-- START OF Data section --

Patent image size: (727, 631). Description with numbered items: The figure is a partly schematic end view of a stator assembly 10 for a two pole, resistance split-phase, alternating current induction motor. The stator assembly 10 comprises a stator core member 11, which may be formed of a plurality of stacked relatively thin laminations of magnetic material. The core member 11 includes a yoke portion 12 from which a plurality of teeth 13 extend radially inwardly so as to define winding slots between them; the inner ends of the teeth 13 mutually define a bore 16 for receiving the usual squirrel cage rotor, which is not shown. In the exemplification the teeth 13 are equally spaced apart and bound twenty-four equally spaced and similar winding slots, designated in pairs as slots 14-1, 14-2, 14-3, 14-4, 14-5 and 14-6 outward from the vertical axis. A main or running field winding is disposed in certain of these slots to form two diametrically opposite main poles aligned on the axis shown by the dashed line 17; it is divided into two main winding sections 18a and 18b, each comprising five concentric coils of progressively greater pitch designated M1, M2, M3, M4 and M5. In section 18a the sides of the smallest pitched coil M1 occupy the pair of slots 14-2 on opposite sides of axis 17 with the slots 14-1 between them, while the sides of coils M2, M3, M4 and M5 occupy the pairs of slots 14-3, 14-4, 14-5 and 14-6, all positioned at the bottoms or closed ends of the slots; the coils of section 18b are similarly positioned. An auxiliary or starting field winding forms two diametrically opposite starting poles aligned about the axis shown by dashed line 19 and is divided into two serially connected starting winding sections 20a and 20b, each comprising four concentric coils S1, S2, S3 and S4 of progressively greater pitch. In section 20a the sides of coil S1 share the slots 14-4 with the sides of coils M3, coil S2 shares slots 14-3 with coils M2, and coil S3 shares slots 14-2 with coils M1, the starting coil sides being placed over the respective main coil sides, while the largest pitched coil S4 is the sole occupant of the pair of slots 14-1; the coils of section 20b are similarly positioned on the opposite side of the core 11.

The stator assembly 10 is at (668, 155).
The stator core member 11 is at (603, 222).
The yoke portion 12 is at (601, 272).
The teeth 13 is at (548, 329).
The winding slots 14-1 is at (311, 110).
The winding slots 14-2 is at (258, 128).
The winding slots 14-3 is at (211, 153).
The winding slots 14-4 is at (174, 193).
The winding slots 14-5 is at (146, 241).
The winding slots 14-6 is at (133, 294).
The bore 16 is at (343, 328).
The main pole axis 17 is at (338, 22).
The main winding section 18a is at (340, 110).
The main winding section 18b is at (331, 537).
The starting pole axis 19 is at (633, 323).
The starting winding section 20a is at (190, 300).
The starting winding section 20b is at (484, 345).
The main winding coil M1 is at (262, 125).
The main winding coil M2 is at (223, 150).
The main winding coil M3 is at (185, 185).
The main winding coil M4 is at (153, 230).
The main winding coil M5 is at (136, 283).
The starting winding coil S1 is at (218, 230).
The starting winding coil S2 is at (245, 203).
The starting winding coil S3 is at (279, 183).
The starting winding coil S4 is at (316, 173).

-- END OF Data section --

__Instructions to follow__: Please reproduce all of the lines above word for word, with nothing left out or changed.

__Solution below__:
Patent image size: (727, 631). Description with numbered items: The figure is a partly schematic end view of a stator assembly 10 for a two pole, resistance split-phase, alternating current induction motor. The stator assembly 10 comprises a stator core member 11, which may be formed of a plurality of stacked relatively thin laminations of magnetic material. The core member 11 includes a yoke portion 12 from which a plurality of teeth 13 extend radially inwardly so as to define winding slots between them; the inner ends of the teeth 13 mutually define a bore 16 for receiving the usual squirrel cage rotor, which is not shown. In the exemplification the teeth 13 are equally spaced apart and bound twenty-four equally spaced and similar winding slots, designated in pairs as slots 14-1, 14-2, 14-3, 14-4, 14-5 and 14-6 outward from the vertical axis. A main or running field winding is disposed in certain of these slots to form two diametrically opposite main poles aligned on the axis shown by the dashed line 17; it is divided into two main winding sections 18a and 18b, each comprising five concentric coils of progressively greater pitch designated M1, M2, M3, M4 and M5. In section 18a the sides of the smallest pitched coil M1 occupy the pair of slots 14-2 on opposite sides of axis 17 with the slots 14-1 between them, while the sides of coils M2, M3, M4 and M5 occupy the pairs of slots 14-3, 14-4, 14-5 and 14-6, all positioned at the bottoms or closed ends of the slots; the coils of section 18b are similarly positioned. An auxiliary or starting field winding forms two diametrically opposite starting poles aligned about the axis shown by dashed line 19 and is divided into two serially connected starting winding sections 20a and 20b, each comprising four concentric coils S1, S2, S3 and S4 of progressively greater pitch. In section 20a the sides of coil S1 share the slots 14-4 with the sides of coils M3, coil S2 shares slots 14-3 with coils M2, and coil S3 shares slots 14-2 with coils M1, the starting coil sides being placed over the respective main coil sides, while the largest pitched coil S4 is the sole occupant of the pair of slots 14-1; the coils of section 20b are similarly positioned on the opposite side of the core 11.

The stator assembly 10 is at (668, 155).
The stator core member 11 is at (603, 222).
The yoke portion 12 is at (601, 272).
The teeth 13 is at (548, 329).
The winding slots 14-1 is at (311, 110).
The winding slots 14-2 is at (258, 128).
The winding slots 14-3 is at (211, 153).
The winding slots 14-4 is at (174, 193).
The winding slots 14-5 is at (146, 241).
The winding slots 14-6 is at (133, 294).
The bore 16 is at (343, 328).
The main pole axis 17 is at (338, 22).
The main winding section 18a is at (340, 110).
The main winding section 18b is at (331, 537).
The starting pole axis 19 is at (633, 323).
The starting winding section 20a is at (190, 300).
The starting winding section 20b is at (484, 345).
The main winding coil M1 is at (262, 125).
The main winding coil M2 is at (223, 150).
The main winding coil M3 is at (185, 185).
The main winding coil M4 is at (153, 230).
The main winding coil M5 is at (136, 283).
The starting winding coil S1 is at (218, 230).
The starting winding coil S2 is at (245, 203).
The starting winding coil S3 is at (279, 183).
The starting winding coil S4 is at (316, 173).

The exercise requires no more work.